* _Stated goal_
Filter out everything except lines holding "NEVER".

* _Material supplied_
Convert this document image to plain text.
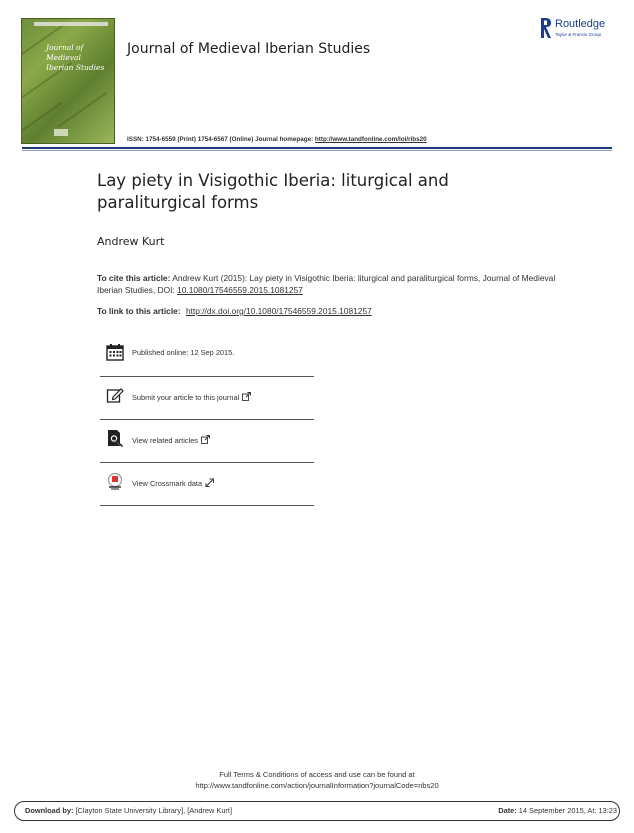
Journal of Medieval Iberian Studies
Journal of Medieval Iberian Studies
Routledge
Taylor & Francis Group
ISSN: 1754-6559 (Print) 1754-6567 (Online) Journal homepage: http://www.tandfonline.com/loi/ribs20
Lay piety in Visigothic Iberia: liturgical and paraliturgical forms
Andrew Kurt
To cite this article: Andrew Kurt (2015): Lay piety in Visigothic Iberia: liturgical and paraliturgical forms, Journal of Medieval Iberian Studies, DOI: 10.1080/17546559.2015.1081257
To link to this article: http://dx.doi.org/10.1080/17546559.2015.1081257
Published online: 12 Sep 2015.
Submit your article to this journal
View related articles
View Crossmark data
Full Terms & Conditions of access and use can be found at
http://www.tandfonline.com/action/journalInformation?journalCode=ribs20
Download by: [Clayton State University Library], [Andrew Kurt]	Date: 14 September 2015, At: 13:23
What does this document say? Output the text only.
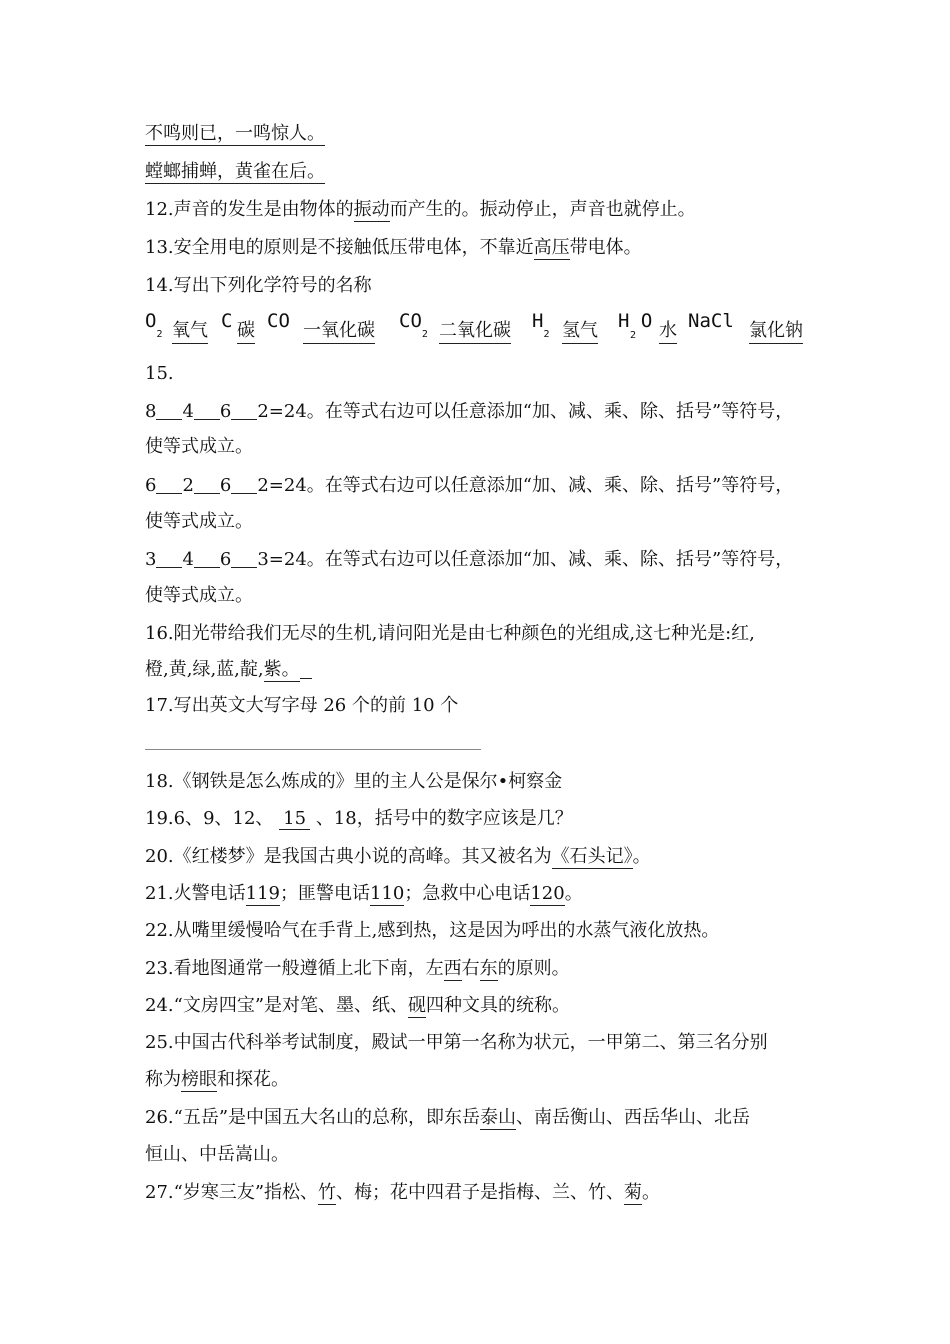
不鸣则已，一鸣惊人。
螳螂捕蝉，黄雀在后。
12.声音的发生是由物体的振动而产生的。振动停止，声音也就停止。
13.安全用电的原则是不接触低压带电体，不靠近高压带电体。
14.写出下列化学符号的名称
$O_2$ 氧气 C 碳 CO 一氧化碳 $CO_2$ 二氧化碳 $H_2$ 氢气 H O
2 水 NaCl 氯化钠
15.
8 4 6 2=24。在等式右边可以任意添加“加、减、乘、除、括号”等符号，
使等式成立。
6 2 6 2=24。在等式右边可以任意添加“加、减、乘、除、括号”等符号，
使等式成立。
3 4 6 3=24。在等式右边可以任意添加“加、减、乘、除、括号”等符号，
使等式成立。
16.阳光带给我们无尽的生机,请问阳光是由七种颜色的光组成,这七种光是:红,
橙,黄,绿,蓝,靛,紫。
17.写出英文大写字母 26 个的前 10 个
18.《钢铁是怎么炼成的》里的主人公是保尔•柯察金
19.6、9、12、 15 、18，括号中的数字应该是几？
20.《红楼梦》是我国古典小说的高峰。其又被名为《石头记》。
21.火警电话119；匪警电话110；急救中心电话120。
22.从嘴里缓慢哈气在手背上,感到热，这是因为呼出的水蒸气液化放热。
23.看地图通常一般遵循上北下南，左西右东的原则。
24.“文房四宝”是对笔、墨、纸、砚四种文具的统称。
25.中国古代科举考试制度，殿试一甲第一名称为状元，一甲第二、第三名分别
称为榜眼和探花。
26.“五岳”是中国五大名山的总称，即东岳泰山、南岳衡山、西岳华山、北岳
恒山、中岳嵩山。
27.“岁寒三友”指松、竹、梅；花中四君子是指梅、兰、竹、菊。
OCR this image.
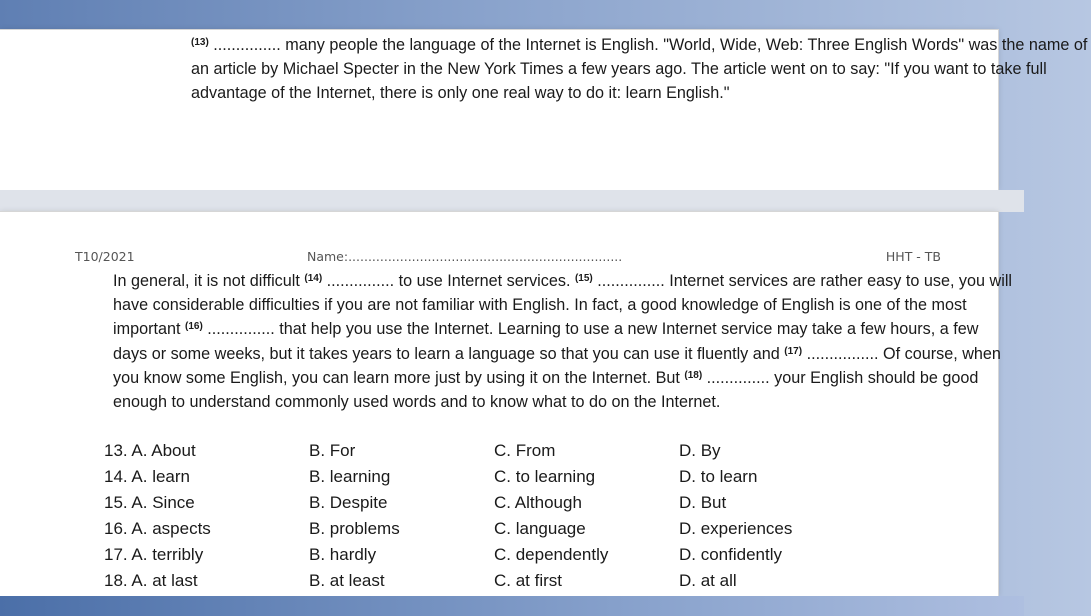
$^{(13)}$ ............... many people the language of the Internet is English. "World, Wide, Web: Three English Words" was the name of an article by Michael Specter in the New York Times a few years ago. The article went on to say: "If you want to take full advantage of the Internet, there is only one real way to do it: learn English."

T10/2021	Name:.....................................................................	HHT - TB

In general, it is not difficult $^{(14)}$ ............... to use Internet services. $^{(15)}$ ............... Internet services are rather easy to use, you will have considerable difficulties if you are not familiar with English. In fact, a good knowledge of English is one of the most important $^{(16)}$ ............... that help you use the Internet. Learning to use a new Internet service may take a few hours, a few days or some weeks, but it takes years to learn a language so that you can use it fluently and $^{(17)}$ ................ Of course, when you know some English, you can learn more just by using it on the Internet. But $^{(18)}$ .............. your English should be good enough to understand commonly used words and to know what to do on the Internet.

13. A. About	B. For	C. From	D. By
14. A. learn	B. learning	C. to learning	D. to learn
15. A. Since	B. Despite	C. Although	D. But
16. A. aspects	B. problems	C. language	D. experiences
17. A. terribly	B. hardly	C. dependently	D. confidently
18. A. at last	B. at least	C. at first	D. at all
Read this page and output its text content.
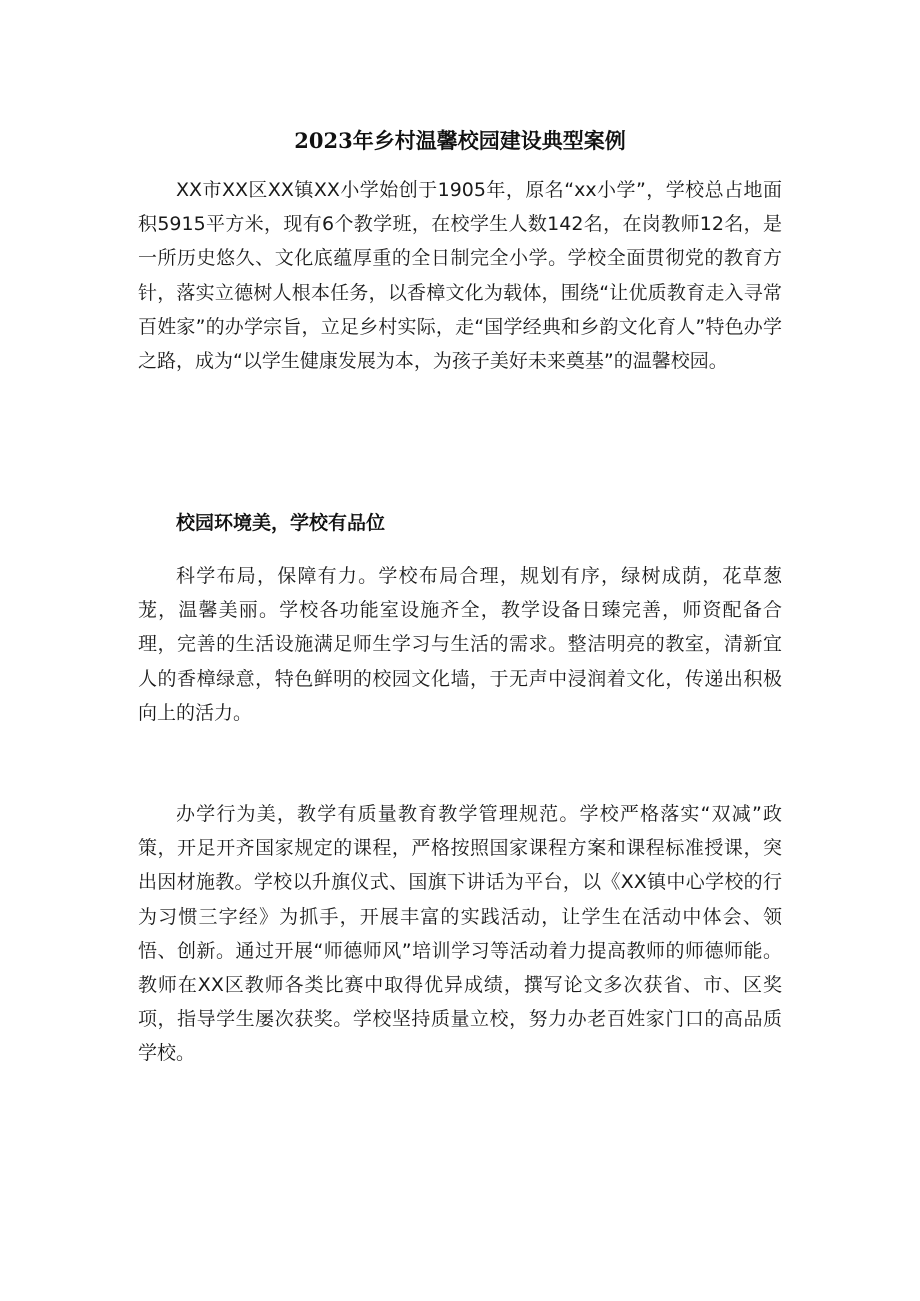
2023年乡村温馨校园建设典型案例

XX市XX区XX镇XX小学始创于1905年，原名“xx小学”，学校总占地面积5915平方米，现有6个教学班，在校学生人数142名，在岗教师12名，是一所历史悠久、文化底蕴厚重的全日制完全小学。学校全面贯彻党的教育方针，落实立德树人根本任务，以香樟文化为载体，围绕“让优质教育走入寻常百姓家”的办学宗旨，立足乡村实际，走“国学经典和乡韵文化育人”特色办学之路，成为“以学生健康发展为本，为孩子美好未来奠基”的温馨校园。

校园环境美，学校有品位

科学布局，保障有力。学校布局合理，规划有序，绿树成荫，花草葱茏，温馨美丽。学校各功能室设施齐全，教学设备日臻完善，师资配备合理，完善的生活设施满足师生学习与生活的需求。整洁明亮的教室，清新宜人的香樟绿意，特色鲜明的校园文化墙，于无声中浸润着文化，传递出积极向上的活力。

办学行为美，教学有质量教育教学管理规范。学校严格落实“双减”政策，开足开齐国家规定的课程，严格按照国家课程方案和课程标准授课，突出因材施教。学校以升旗仪式、国旗下讲话为平台，以《XX镇中心学校的行为习惯三字经》为抓手，开展丰富的实践活动，让学生在活动中体会、领悟、创新。通过开展“师德师风”培训学习等活动着力提高教师的师德师能。教师在XX区教师各类比赛中取得优异成绩，撰写论文多次获省、市、区奖项，指导学生屡次获奖。学校坚持质量立校，努力办老百姓家门口的高品质学校。
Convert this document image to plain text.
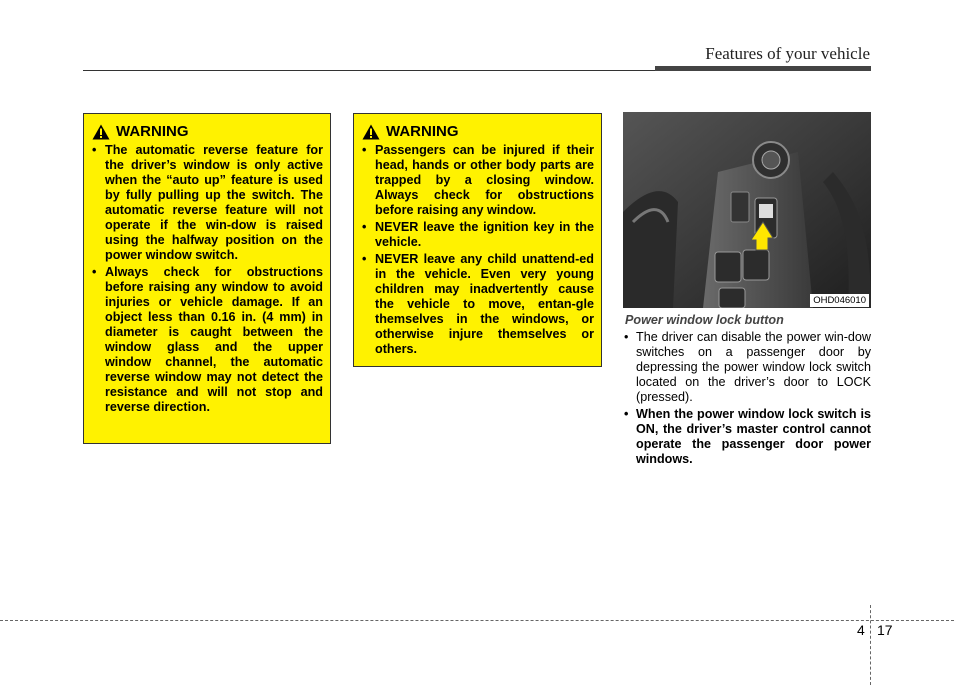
Features of your vehicle
WARNING
• The automatic reverse feature for the driver’s window is only active when the “auto up” feature is used by fully pulling up the switch. The automatic reverse feature will not operate if the win-dow is raised using the halfway position on the power window switch.
• Always check for obstructions before raising any window to avoid injuries or vehicle damage. If an object less than 0.16 in. (4 mm) in diameter is caught between the window glass and the upper window channel, the automatic reverse window may not detect the resistance and will not stop and reverse direction.
WARNING
• Passengers can be injured if their head, hands or other body parts are trapped by a closing window. Always check for obstructions before raising any window.
• NEVER leave the ignition key in the vehicle.
• NEVER leave any child unattend-ed in the vehicle. Even very young children may inadvertently cause the vehicle to move, entan-gle themselves in the windows, or otherwise injure themselves or others.
OHD046010
Power window lock button
• The driver can disable the power win-dow switches on a passenger door by depressing the power window lock switch located on the driver’s door to LOCK (pressed).
• When the power window lock switch is ON, the driver’s master control cannot operate the passenger door power windows.
4 17
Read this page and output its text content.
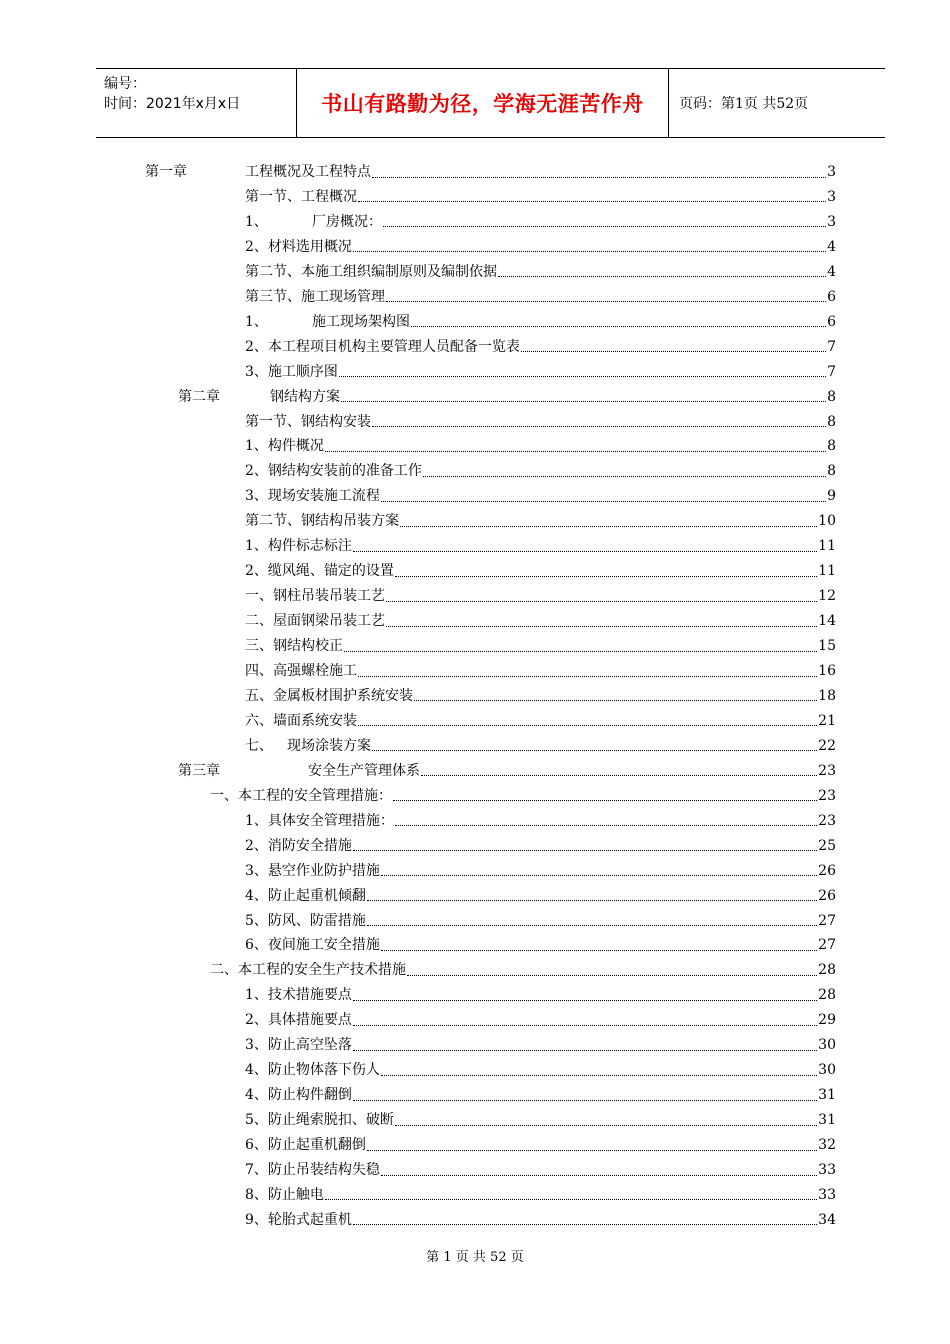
编号：
时间：2021年x月x日	书山有路勤为径，学海无涯苦作舟	页码：第1页 共52页
第一章	工程概况及工程特点	3
第一节、工程概况	3
1、	厂房概况：	3
2、材料选用概况	4
第二节、本施工组织编制原则及编制依据	4
第三节、施工现场管理	6
1、	施工现场架构图	6
2、本工程项目机构主要管理人员配备一览表	7
3、施工顺序图	7
第二章	钢结构方案	8
第一节、钢结构安装	8
1、构件概况	8
2、钢结构安装前的准备工作	8
3、现场安装施工流程	9
第二节、钢结构吊装方案	10
1、构件标志标注	11
2、缆风绳、锚定的设置	11
一、钢柱吊装吊装工艺	12
二、屋面钢梁吊装工艺	14
三、钢结构校正	15
四、高强螺栓施工	16
五、金属板材围护系统安装	18
六、墙面系统安装	21
七、	现场涂装方案	22
第三章	安全生产管理体系	23
一、本工程的安全管理措施：	23
1、具体安全管理措施：	23
2、消防安全措施	25
3、悬空作业防护措施	26
4、防止起重机倾翻	26
5、防风、防雷措施	27
6、夜间施工安全措施	27
二、本工程的安全生产技术措施	28
1、技术措施要点	28
2、具体措施要点	29
3、防止高空坠落	30
4、防止物体落下伤人	30
4、防止构件翻倒	31
5、防止绳索脱扣、破断	31
6、防止起重机翻倒	32
7、防止吊装结构失稳	33
8、防止触电	33
9、轮胎式起重机	34
第 1 页 共 52 页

* _Response to the exercise_
• NEVER leave the ignition key in the vehicle.
• NEVER leave any child unattend-ed in the vehicle. Even very young children may inadvertently cause the vehicle to move, entan-gle themselves in the windows, or otherwise injure themselves or others.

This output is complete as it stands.